-- BEGIN --

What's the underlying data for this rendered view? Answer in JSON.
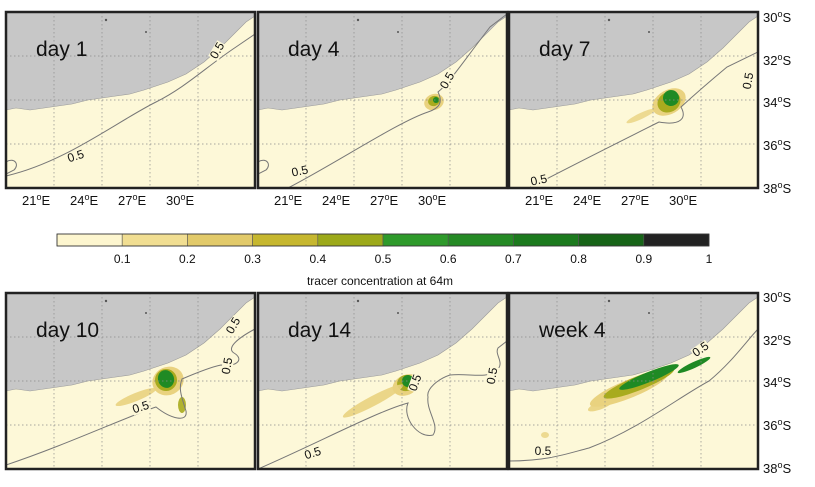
{
  "panels": [
    {
      "title": "day 1"
    },
    {
      "title": "day 4"
    },
    {
      "title": "day 7"
    },
    {
      "title": "day 10"
    },
    {
      "title": "day 14"
    },
    {
      "title": "week 4"
    }
  ],
  "contour_label": "0.5",
  "longitude_ticks": [
    "21",
    "24",
    "27",
    "30"
  ],
  "latitude_ticks": [
    "30",
    "32",
    "34",
    "36",
    "38"
  ],
  "longitude_suffix": "E",
  "latitude_suffix": "S",
  "colorbar": {
    "title": "tracer concentration at 64m",
    "ticks": [
      "0.1",
      "0.2",
      "0.3",
      "0.4",
      "0.5",
      "0.6",
      "0.7",
      "0.8",
      "0.9",
      "1"
    ],
    "colors": [
      "#fdf6cf",
      "#f1de92",
      "#e2ca6a",
      "#c6b72f",
      "#9ca91a",
      "#2e9a2b",
      "#258a25",
      "#1c7a1e",
      "#176418",
      "#222222"
    ]
  },
  "colors": {
    "ocean": "#fdf8d8",
    "land": "#c7c7c7",
    "grid": "#8a8a8a",
    "contour": "#777777",
    "tracer_light": "#e9d27f",
    "tracer_mid": "#a8ab1e",
    "tracer_dark": "#1f8a24"
  }
}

-- END --

● WHAT IS NEEDED
Transcribe the records above exactly as they appear, leaving out any pictures.

● WRITTEN RESPONSE
What's the underlying data for this rendered view? Answer in JSON.
{
  "panels": [
    {
      "title": "day 1"
    },
    {
      "title": "day 4"
    },
    {
      "title": "day 7"
    },
    {
      "title": "day 10"
    },
    {
      "title": "day 14"
    },
    {
      "title": "week 4"
    }
  ],
  "contour_label": "0.5",
  "longitude_ticks": [
    "21",
    "24",
    "27",
    "30"
  ],
  "latitude_ticks": [
    "30",
    "32",
    "34",
    "36",
    "38"
  ],
  "longitude_suffix": "E",
  "latitude_suffix": "S",
  "colorbar": {
    "title": "tracer concentration at 64m",
    "ticks": [
      "0.1",
      "0.2",
      "0.3",
      "0.4",
      "0.5",
      "0.6",
      "0.7",
      "0.8",
      "0.9",
      "1"
    ],
    "colors": [
      "#fdf6cf",
      "#f1de92",
      "#e2ca6a",
      "#c6b72f",
      "#9ca91a",
      "#2e9a2b",
      "#258a25",
      "#1c7a1e",
      "#176418",
      "#222222"
    ]
  },
  "colors": {
    "ocean": "#fdf8d8",
    "land": "#c7c7c7",
    "grid": "#8a8a8a",
    "contour": "#777777",
    "tracer_light": "#e9d27f",
    "tracer_mid": "#a8ab1e",
    "tracer_dark": "#1f8a24"
  }
}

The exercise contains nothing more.